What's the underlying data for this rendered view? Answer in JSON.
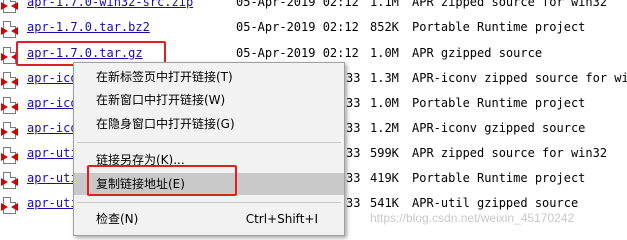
{
  "listing": {
    "rows": [
      {
        "name": "apr-1.7.0-win32-src.zip",
        "date": "05-Apr-2019 02:12",
        "size": "1.1M",
        "desc": "APR zipped source for win32"
      },
      {
        "name": "apr-1.7.0.tar.bz2",
        "date": "05-Apr-2019 02:12",
        "size": "852K",
        "desc": "Portable Runtime project"
      },
      {
        "name": "apr-1.7.0.tar.gz",
        "date": "05-Apr-2019 02:12",
        "size": "1.0M",
        "desc": "APR gzipped source"
      },
      {
        "name": "apr-ico",
        "date": "33",
        "size": "1.3M",
        "desc": "APR-iconv zipped source for win32"
      },
      {
        "name": "apr-ico",
        "date": "33",
        "size": "1.0M",
        "desc": "Portable Runtime project"
      },
      {
        "name": "apr-ico",
        "date": "33",
        "size": "1.2M",
        "desc": "APR-iconv gzipped source"
      },
      {
        "name": "apr-uti",
        "date": "33",
        "size": "599K",
        "desc": "APR zipped source for win32"
      },
      {
        "name": "apr-uti",
        "date": "33",
        "size": "419K",
        "desc": "Portable Runtime project"
      },
      {
        "name": "apr-uti",
        "date": "33",
        "size": "541K",
        "desc": "APR-util gzipped source"
      }
    ]
  },
  "context_menu": {
    "items": [
      {
        "label": "在新标签页中打开链接(T)",
        "shortcut": ""
      },
      {
        "label": "在新窗口中打开链接(W)",
        "shortcut": ""
      },
      {
        "label": "在隐身窗口中打开链接(G)",
        "shortcut": ""
      },
      {
        "label": "链接另存为(K)...",
        "shortcut": ""
      },
      {
        "label": "复制链接地址(E)",
        "shortcut": ""
      },
      {
        "label": "检查(N)",
        "shortcut": "Ctrl+Shift+I"
      }
    ]
  },
  "watermark": "https://blog.csdn.net/weixin_45170242",
  "colors": {
    "link": "#1a0dab",
    "highlight_box": "#e02020",
    "menu_hover": "#c9c9c9"
  }
}
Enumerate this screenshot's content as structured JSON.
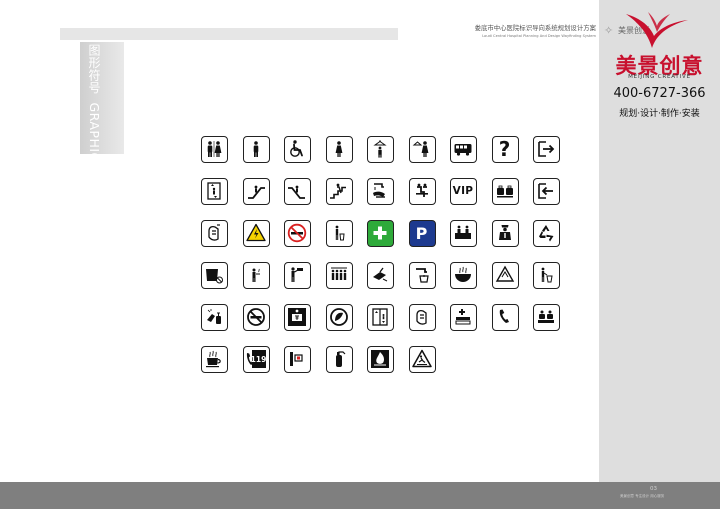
{
  "header": {
    "title_cn": "娄底市中心医院标识导向系统规划设计方案",
    "title_en": "Loudi Central Hospital Planning And Design Wayfinding System"
  },
  "mini_logo": {
    "text": "美景创意"
  },
  "side_label": {
    "cn": "图形符号",
    "en": "GRAPHIC SYMBOL"
  },
  "brand": {
    "name": "美景创意",
    "name_en": "MEIJING CREATIVE",
    "phone": "400-6727-366",
    "services": "规划·设计·制作·安装"
  },
  "footer": {
    "page_number": "03",
    "note": "美景创意 专注设计 用心服务"
  },
  "colors": {
    "brand_red": "#c8102e",
    "panel_gray": "#dedede",
    "footer_gray": "#7f7f7f",
    "sign_green": "#2eaa3a",
    "sign_blue": "#1d3a8f",
    "warning_yellow": "#f5d300",
    "prohibit_red": "#d92020"
  },
  "icons": [
    {
      "name": "restrooms-icon"
    },
    {
      "name": "mens-room-icon"
    },
    {
      "name": "accessible-icon"
    },
    {
      "name": "womens-room-icon"
    },
    {
      "name": "mens-changing-icon"
    },
    {
      "name": "womens-changing-icon"
    },
    {
      "name": "bus-icon"
    },
    {
      "name": "information-icon",
      "text": "?"
    },
    {
      "name": "exit-icon"
    },
    {
      "name": "elevator-icon"
    },
    {
      "name": "escalator-up-icon"
    },
    {
      "name": "escalator-down-icon"
    },
    {
      "name": "stairs-icon"
    },
    {
      "name": "hand-wash-icon"
    },
    {
      "name": "waiting-area-icon"
    },
    {
      "name": "vip-icon",
      "text": "VIP"
    },
    {
      "name": "luggage-icon"
    },
    {
      "name": "entrance-icon"
    },
    {
      "name": "hand-hygiene-icon"
    },
    {
      "name": "high-voltage-warning-icon"
    },
    {
      "name": "no-smoking-icon"
    },
    {
      "name": "litter-bin-icon"
    },
    {
      "name": "first-aid-icon"
    },
    {
      "name": "parking-icon",
      "text": "P"
    },
    {
      "name": "reception-desk-icon"
    },
    {
      "name": "police-icon"
    },
    {
      "name": "recycling-icon"
    },
    {
      "name": "no-pets-icon"
    },
    {
      "name": "smoking-area-icon"
    },
    {
      "name": "lecture-icon"
    },
    {
      "name": "queue-icon"
    },
    {
      "name": "cleaning-icon"
    },
    {
      "name": "drinking-water-icon"
    },
    {
      "name": "canteen-icon"
    },
    {
      "name": "recycle-triangle-icon"
    },
    {
      "name": "trash-can-icon"
    },
    {
      "name": "hand-disinfection-icon"
    },
    {
      "name": "no-smoking-round-icon"
    },
    {
      "name": "cashier-icon"
    },
    {
      "name": "no-entry-icon"
    },
    {
      "name": "lift-interior-icon"
    },
    {
      "name": "hand-sanitizer-icon"
    },
    {
      "name": "pharmacy-icon"
    },
    {
      "name": "telephone-icon"
    },
    {
      "name": "waiting-room-icon"
    },
    {
      "name": "coffee-icon"
    },
    {
      "name": "fire-alarm-119-icon",
      "text": "119"
    },
    {
      "name": "fire-hose-icon"
    },
    {
      "name": "fire-extinguisher-icon"
    },
    {
      "name": "fire-hazard-icon"
    },
    {
      "name": "slippery-warning-icon"
    }
  ]
}
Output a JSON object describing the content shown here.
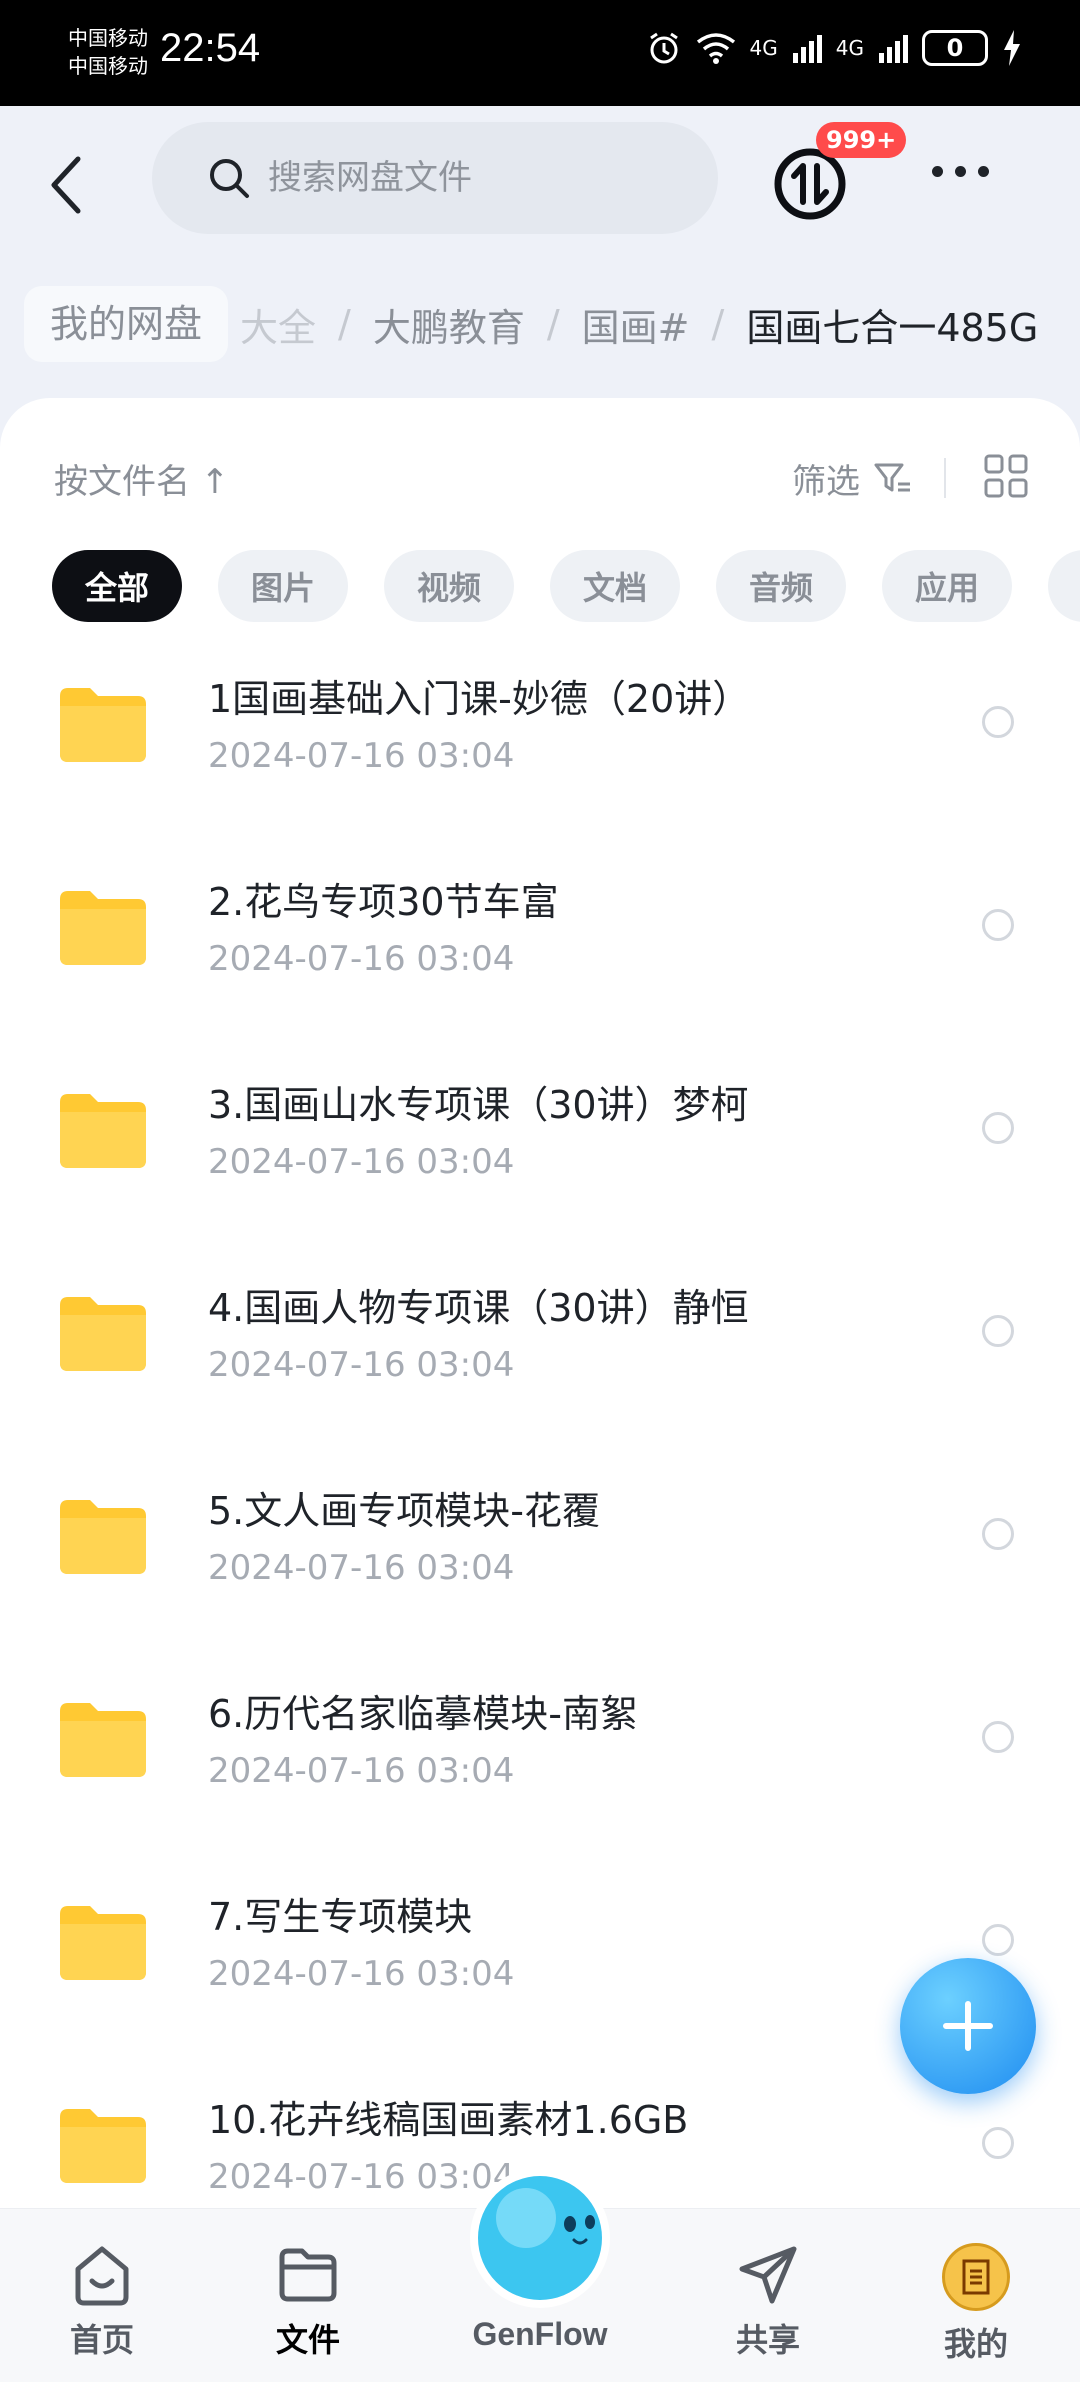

━━━━━━━━━━━━━━━━

**EXERCISE TASK:** Omit the images and transcribe all of the records above word for word.

**COMPLETE ANSWER:**
What's the underlying data for this rendered view? Answer in JSON.
{
  "listing": {
    "rows": [
      {
        "name": "apr-1.7.0-win32-src.zip",
        "date": "05-Apr-2019 02:12",
        "size": "1.1M",
        "desc": "APR zipped source for win32"
      },
      {
        "name": "apr-1.7.0.tar.bz2",
        "date": "05-Apr-2019 02:12",
        "size": "852K",
        "desc": "Portable Runtime project"
      },
      {
        "name": "apr-1.7.0.tar.gz",
        "date": "05-Apr-2019 02:12",
        "size": "1.0M",
        "desc": "APR gzipped source"
      },
      {
        "name": "apr-ico",
        "date": "33",
        "size": "1.3M",
        "desc": "APR-iconv zipped source for win32"
      },
      {
        "name": "apr-ico",
        "date": "33",
        "size": "1.0M",
        "desc": "Portable Runtime project"
      },
      {
        "name": "apr-ico",
        "date": "33",
        "size": "1.2M",
        "desc": "APR-iconv gzipped source"
      },
      {
        "name": "apr-uti",
        "date": "33",
        "size": "599K",
        "desc": "APR zipped source for win32"
      },
      {
        "name": "apr-uti",
        "date": "33",
        "size": "419K",
        "desc": "Portable Runtime project"
      },
      {
        "name": "apr-uti",
        "date": "33",
        "size": "541K",
        "desc": "APR-util gzipped source"
      }
    ]
  },
  "context_menu": {
    "items": [
      {
        "label": "在新标签页中打开链接(T)",
        "shortcut": ""
      },
      {
        "label": "在新窗口中打开链接(W)",
        "shortcut": ""
      },
      {
        "label": "在隐身窗口中打开链接(G)",
        "shortcut": ""
      },
      {
        "label": "链接另存为(K)...",
        "shortcut": ""
      },
      {
        "label": "复制链接地址(E)",
        "shortcut": ""
      },
      {
        "label": "检查(N)",
        "shortcut": "Ctrl+Shift+I"
      }
    ]
  },
  "watermark": "https://blog.csdn.net/weixin_45170242",
  "colors": {
    "link": "#1a0dab",
    "highlight_box": "#e02020",
    "menu_hover": "#c9c9c9"
  }
}
Enumerate this screenshot's content as structured JSON.
{
  "header": {
    "title_cn": "娄底市中心医院标识导向系统规划设计方案",
    "title_en": "Loudi Central Hospital Planning And Design Wayfinding System"
  },
  "mini_logo": {
    "text": "美景创意"
  },
  "side_label": {
    "cn": "图形符号",
    "en": "GRAPHIC SYMBOL"
  },
  "brand": {
    "name": "美景创意",
    "name_en": "MEIJING CREATIVE",
    "phone": "400-6727-366",
    "services": "规划·设计·制作·安装"
  },
  "footer": {
    "page_number": "03",
    "note": "美景创意 专注设计 用心服务"
  },
  "colors": {
    "brand_red": "#c8102e",
    "panel_gray": "#dedede",
    "footer_gray": "#7f7f7f",
    "sign_green": "#2eaa3a",
    "sign_blue": "#1d3a8f",
    "warning_yellow": "#f5d300",
    "prohibit_red": "#d92020"
  },
  "icons": [
    {
      "name": "restrooms-icon"
    },
    {
      "name": "mens-room-icon"
    },
    {
      "name": "accessible-icon"
    },
    {
      "name": "womens-room-icon"
    },
    {
      "name": "mens-changing-icon"
    },
    {
      "name": "womens-changing-icon"
    },
    {
      "name": "bus-icon"
    },
    {
      "name": "information-icon",
      "text": "?"
    },
    {
      "name": "exit-icon"
    },
    {
      "name": "elevator-icon"
    },
    {
      "name": "escalator-up-icon"
    },
    {
      "name": "escalator-down-icon"
    },
    {
      "name": "stairs-icon"
    },
    {
      "name": "hand-wash-icon"
    },
    {
      "name": "waiting-area-icon"
    },
    {
      "name": "vip-icon",
      "text": "VIP"
    },
    {
      "name": "luggage-icon"
    },
    {
      "name": "entrance-icon"
    },
    {
      "name": "hand-hygiene-icon"
    },
    {
      "name": "high-voltage-warning-icon"
    },
    {
      "name": "no-smoking-icon"
    },
    {
      "name": "litter-bin-icon"
    },
    {
      "name": "first-aid-icon"
    },
    {
      "name": "parking-icon",
      "text": "P"
    },
    {
      "name": "reception-desk-icon"
    },
    {
      "name": "police-icon"
    },
    {
      "name": "recycling-icon"
    },
    {
      "name": "no-pets-icon"
    },
    {
      "name": "smoking-area-icon"
    },
    {
      "name": "lecture-icon"
    },
    {
      "name": "queue-icon"
    },
    {
      "name": "cleaning-icon"
    },
    {
      "name": "drinking-water-icon"
    },
    {
      "name": "canteen-icon"
    },
    {
      "name": "recycle-triangle-icon"
    },
    {
      "name": "trash-can-icon"
    },
    {
      "name": "hand-disinfection-icon"
    },
    {
      "name": "no-smoking-round-icon"
    },
    {
      "name": "cashier-icon"
    },
    {
      "name": "no-entry-icon"
    },
    {
      "name": "lift-interior-icon"
    },
    {
      "name": "hand-sanitizer-icon"
    },
    {
      "name": "pharmacy-icon"
    },
    {
      "name": "telephone-icon"
    },
    {
      "name": "waiting-room-icon"
    },
    {
      "name": "coffee-icon"
    },
    {
      "name": "fire-alarm-119-icon",
      "text": "119"
    },
    {
      "name": "fire-hose-icon"
    },
    {
      "name": "fire-extinguisher-icon"
    },
    {
      "name": "fire-hazard-icon"
    },
    {
      "name": "slippery-warning-icon"
    }
  ]
}
Output a JSON object describing the content shown here.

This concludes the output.